#### WHAT NEEDS TO BE DONE:
Separate out the lines that hold "führt".
** Start INFORMATION PROVIDED **
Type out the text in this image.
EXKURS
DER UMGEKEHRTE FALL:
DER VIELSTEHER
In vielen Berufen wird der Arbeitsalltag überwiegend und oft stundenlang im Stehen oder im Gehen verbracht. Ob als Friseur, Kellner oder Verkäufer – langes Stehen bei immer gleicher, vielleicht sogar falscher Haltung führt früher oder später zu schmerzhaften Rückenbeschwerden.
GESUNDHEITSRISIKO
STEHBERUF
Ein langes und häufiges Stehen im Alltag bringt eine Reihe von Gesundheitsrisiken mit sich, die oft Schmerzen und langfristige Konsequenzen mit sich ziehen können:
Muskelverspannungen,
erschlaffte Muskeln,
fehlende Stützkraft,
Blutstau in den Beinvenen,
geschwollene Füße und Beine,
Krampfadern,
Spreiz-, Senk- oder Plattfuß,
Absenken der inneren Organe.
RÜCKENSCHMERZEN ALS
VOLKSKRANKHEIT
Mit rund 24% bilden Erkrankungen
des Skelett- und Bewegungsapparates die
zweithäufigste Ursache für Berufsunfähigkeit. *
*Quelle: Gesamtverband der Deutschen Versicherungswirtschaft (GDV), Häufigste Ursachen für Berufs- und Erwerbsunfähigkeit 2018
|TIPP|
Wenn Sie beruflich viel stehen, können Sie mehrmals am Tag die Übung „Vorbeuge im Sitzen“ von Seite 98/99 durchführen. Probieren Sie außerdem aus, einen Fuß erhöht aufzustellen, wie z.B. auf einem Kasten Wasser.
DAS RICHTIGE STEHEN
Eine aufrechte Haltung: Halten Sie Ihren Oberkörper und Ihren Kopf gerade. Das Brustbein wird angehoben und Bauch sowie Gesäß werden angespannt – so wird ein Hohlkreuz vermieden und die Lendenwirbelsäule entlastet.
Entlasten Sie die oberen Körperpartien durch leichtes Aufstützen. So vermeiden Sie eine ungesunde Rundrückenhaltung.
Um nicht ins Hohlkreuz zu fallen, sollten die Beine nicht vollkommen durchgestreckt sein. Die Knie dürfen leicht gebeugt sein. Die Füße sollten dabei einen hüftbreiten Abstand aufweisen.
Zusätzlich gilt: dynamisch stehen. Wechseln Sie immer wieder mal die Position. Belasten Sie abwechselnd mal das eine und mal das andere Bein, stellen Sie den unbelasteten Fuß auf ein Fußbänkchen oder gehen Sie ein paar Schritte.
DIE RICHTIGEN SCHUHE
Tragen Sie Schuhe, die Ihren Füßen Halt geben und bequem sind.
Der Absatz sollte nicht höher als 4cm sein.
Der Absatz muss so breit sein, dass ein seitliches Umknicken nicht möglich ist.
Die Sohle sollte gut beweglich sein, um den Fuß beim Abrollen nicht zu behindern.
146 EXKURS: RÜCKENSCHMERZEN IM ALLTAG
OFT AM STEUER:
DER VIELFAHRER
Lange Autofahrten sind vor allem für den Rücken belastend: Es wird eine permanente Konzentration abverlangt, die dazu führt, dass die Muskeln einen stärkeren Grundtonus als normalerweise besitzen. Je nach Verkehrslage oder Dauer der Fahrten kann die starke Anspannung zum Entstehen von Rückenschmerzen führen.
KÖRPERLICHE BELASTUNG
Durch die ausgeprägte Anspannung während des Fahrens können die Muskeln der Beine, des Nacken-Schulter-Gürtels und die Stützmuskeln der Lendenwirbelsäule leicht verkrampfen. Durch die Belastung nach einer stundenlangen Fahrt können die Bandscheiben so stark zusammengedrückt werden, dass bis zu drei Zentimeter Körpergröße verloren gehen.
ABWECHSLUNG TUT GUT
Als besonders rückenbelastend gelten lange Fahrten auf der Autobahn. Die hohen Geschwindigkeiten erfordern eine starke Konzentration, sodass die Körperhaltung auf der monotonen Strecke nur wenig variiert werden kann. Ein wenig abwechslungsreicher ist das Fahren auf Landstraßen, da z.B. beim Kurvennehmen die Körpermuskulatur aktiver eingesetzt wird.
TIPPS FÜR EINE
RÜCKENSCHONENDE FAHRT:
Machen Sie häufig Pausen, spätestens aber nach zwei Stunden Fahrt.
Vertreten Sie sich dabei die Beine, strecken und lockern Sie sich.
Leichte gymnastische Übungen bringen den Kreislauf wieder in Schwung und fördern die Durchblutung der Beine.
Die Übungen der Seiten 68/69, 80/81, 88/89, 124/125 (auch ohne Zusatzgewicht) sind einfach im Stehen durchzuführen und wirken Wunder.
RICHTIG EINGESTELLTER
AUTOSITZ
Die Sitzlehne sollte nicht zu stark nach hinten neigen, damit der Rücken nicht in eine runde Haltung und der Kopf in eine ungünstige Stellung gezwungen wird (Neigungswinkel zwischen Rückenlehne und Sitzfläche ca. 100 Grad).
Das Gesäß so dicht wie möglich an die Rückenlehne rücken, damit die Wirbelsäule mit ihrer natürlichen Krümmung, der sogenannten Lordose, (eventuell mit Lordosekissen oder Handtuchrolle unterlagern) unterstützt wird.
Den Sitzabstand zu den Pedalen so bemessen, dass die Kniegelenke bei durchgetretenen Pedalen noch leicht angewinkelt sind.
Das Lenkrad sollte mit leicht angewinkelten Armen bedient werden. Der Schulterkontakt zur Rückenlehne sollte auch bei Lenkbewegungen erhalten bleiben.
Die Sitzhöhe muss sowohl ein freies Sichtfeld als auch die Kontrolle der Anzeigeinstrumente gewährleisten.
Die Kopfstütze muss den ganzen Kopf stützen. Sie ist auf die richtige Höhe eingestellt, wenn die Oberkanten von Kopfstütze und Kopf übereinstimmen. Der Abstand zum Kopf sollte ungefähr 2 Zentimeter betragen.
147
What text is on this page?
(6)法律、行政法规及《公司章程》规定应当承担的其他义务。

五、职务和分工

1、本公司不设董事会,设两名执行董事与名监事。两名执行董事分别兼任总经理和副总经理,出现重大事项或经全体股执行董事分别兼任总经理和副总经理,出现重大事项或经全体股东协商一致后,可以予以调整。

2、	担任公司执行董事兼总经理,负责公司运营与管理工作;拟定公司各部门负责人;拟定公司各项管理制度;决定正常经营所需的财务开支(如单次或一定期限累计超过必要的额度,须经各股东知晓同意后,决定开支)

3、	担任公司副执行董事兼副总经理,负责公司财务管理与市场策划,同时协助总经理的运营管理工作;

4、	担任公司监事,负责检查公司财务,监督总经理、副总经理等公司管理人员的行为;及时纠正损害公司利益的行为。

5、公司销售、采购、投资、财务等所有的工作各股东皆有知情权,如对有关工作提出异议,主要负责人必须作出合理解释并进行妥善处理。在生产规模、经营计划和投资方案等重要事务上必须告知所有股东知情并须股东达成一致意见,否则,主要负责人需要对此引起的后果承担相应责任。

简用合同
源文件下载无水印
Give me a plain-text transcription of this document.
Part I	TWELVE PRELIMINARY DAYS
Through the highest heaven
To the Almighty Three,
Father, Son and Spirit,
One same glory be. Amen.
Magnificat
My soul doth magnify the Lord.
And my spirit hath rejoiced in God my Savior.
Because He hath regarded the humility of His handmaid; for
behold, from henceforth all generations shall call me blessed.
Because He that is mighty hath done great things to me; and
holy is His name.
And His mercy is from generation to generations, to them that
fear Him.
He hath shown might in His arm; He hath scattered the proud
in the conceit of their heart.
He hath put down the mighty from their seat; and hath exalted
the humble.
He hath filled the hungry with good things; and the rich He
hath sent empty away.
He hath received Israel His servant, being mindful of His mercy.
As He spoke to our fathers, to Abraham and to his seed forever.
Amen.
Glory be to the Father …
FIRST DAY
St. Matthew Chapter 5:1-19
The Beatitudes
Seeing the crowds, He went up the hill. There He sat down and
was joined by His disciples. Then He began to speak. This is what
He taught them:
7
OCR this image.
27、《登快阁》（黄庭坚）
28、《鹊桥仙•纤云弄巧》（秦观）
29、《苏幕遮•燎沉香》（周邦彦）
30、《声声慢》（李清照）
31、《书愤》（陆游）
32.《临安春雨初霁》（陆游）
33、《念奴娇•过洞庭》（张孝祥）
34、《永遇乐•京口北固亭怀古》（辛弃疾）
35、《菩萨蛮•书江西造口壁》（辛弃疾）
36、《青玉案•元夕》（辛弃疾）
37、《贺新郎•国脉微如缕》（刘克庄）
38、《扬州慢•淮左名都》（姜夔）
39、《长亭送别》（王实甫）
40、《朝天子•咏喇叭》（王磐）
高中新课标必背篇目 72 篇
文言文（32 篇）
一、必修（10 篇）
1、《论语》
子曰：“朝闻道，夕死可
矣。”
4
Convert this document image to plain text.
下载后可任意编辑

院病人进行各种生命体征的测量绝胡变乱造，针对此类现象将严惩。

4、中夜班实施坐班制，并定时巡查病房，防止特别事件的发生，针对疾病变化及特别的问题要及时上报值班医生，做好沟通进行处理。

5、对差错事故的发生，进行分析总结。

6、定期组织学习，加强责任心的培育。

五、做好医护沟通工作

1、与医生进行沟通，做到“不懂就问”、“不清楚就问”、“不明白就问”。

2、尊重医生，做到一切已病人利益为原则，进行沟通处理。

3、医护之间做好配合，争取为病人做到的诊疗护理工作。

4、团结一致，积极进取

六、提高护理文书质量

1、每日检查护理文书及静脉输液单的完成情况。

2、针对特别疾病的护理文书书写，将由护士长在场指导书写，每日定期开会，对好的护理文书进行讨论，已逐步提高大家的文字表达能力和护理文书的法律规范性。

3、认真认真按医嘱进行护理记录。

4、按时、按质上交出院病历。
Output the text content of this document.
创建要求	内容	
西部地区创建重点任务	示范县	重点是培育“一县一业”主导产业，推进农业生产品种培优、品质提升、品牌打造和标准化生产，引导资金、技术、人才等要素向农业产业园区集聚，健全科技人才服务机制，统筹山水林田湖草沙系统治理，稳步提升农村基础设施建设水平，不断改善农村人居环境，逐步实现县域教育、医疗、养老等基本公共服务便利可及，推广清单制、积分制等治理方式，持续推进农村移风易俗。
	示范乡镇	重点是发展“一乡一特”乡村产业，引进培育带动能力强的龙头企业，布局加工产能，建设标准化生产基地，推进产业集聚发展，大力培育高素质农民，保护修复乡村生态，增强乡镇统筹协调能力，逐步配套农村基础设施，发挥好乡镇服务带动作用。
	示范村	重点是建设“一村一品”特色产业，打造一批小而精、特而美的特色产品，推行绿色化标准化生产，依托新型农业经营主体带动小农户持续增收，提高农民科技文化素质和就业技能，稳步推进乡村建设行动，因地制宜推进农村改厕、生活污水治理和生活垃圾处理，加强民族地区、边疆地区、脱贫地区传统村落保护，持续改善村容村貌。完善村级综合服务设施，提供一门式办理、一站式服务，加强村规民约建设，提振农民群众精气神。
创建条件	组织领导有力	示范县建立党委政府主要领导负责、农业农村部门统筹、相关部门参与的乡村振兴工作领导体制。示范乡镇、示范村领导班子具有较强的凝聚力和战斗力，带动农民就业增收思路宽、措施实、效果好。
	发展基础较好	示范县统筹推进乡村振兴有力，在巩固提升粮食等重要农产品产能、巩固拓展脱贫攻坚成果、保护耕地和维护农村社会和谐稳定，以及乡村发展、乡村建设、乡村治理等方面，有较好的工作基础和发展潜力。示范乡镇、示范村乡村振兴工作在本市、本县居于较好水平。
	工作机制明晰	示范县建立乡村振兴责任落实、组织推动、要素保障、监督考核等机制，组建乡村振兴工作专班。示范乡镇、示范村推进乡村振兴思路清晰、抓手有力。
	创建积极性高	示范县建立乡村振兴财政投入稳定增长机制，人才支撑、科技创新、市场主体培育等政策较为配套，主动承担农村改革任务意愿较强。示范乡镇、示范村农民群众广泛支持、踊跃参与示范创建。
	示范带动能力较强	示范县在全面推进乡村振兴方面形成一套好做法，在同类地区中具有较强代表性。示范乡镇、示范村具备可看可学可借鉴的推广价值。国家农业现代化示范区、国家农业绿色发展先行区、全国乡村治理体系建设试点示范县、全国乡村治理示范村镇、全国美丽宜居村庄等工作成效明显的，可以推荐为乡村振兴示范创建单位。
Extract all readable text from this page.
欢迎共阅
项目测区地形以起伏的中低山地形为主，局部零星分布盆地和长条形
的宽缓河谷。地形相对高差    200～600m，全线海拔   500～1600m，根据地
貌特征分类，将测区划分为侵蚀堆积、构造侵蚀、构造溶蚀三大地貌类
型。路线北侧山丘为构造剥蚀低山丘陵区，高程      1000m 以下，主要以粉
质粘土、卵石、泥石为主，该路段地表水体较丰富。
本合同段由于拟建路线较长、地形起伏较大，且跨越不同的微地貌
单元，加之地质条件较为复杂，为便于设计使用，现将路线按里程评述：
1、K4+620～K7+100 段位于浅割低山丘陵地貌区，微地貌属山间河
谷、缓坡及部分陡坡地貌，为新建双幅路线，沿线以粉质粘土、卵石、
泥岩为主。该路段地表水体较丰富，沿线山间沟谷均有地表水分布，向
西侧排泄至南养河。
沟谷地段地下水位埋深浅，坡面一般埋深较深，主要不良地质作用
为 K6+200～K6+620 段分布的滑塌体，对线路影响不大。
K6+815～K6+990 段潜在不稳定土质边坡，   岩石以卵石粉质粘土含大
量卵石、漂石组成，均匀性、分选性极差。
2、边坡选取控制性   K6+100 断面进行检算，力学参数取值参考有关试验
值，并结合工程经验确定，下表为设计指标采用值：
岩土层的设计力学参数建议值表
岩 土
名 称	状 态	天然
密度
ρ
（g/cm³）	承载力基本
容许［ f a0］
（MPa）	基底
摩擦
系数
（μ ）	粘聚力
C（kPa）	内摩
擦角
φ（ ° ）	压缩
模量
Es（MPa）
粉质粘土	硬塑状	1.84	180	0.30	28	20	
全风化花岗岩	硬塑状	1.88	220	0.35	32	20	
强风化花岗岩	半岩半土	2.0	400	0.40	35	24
** End INFORMATION PROVIDED **
#### COMPLETE RESPONSE:
In vielen Berufen wird der Arbeitsalltag überwiegend und oft stundenlang im Stehen oder im Gehen verbracht. Ob als Friseur, Kellner oder Verkäufer – langes Stehen bei immer gleicher, vielleicht sogar falscher Haltung führt früher oder später zu schmerzhaften Rückenbeschwerden.
Lange Autofahrten sind vor allem für den Rücken belastend: Es wird eine permanente Konzentration abverlangt, die dazu führt, dass die Muskeln einen stärkeren Grundtonus als normalerweise besitzen. Je nach Verkehrslage oder Dauer der Fahrten kann die starke Anspannung zum Entstehen von Rückenschmerzen führen.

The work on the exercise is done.